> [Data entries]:
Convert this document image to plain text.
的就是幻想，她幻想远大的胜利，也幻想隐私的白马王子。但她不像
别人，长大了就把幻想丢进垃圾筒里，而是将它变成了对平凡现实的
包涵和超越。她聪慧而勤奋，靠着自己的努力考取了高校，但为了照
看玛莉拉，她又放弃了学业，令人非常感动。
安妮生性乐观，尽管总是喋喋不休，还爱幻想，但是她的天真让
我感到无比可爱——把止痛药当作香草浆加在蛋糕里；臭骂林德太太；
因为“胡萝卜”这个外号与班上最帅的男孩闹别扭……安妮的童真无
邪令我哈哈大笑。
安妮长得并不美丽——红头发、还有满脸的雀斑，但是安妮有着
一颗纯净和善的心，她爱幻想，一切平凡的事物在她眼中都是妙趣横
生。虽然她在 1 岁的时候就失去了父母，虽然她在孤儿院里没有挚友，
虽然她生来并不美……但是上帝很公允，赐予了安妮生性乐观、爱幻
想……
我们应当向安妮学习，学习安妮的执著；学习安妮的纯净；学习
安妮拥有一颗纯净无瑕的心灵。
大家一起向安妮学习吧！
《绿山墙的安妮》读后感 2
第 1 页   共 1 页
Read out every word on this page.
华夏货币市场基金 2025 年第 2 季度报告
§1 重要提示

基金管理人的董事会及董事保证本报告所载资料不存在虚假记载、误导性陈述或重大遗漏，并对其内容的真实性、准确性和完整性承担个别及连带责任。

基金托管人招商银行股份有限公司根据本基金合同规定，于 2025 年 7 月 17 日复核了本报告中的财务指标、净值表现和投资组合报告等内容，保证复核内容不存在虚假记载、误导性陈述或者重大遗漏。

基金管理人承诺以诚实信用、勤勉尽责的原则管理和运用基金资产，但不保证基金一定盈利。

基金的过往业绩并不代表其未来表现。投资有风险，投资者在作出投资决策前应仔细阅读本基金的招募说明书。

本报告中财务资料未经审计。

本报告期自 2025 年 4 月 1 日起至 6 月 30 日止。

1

> [Work required]:
Pull every line containing the word "this" out of the material and copy it.

> [Finished answer]:
Convert this document image to plain text.
Read out every word on this page.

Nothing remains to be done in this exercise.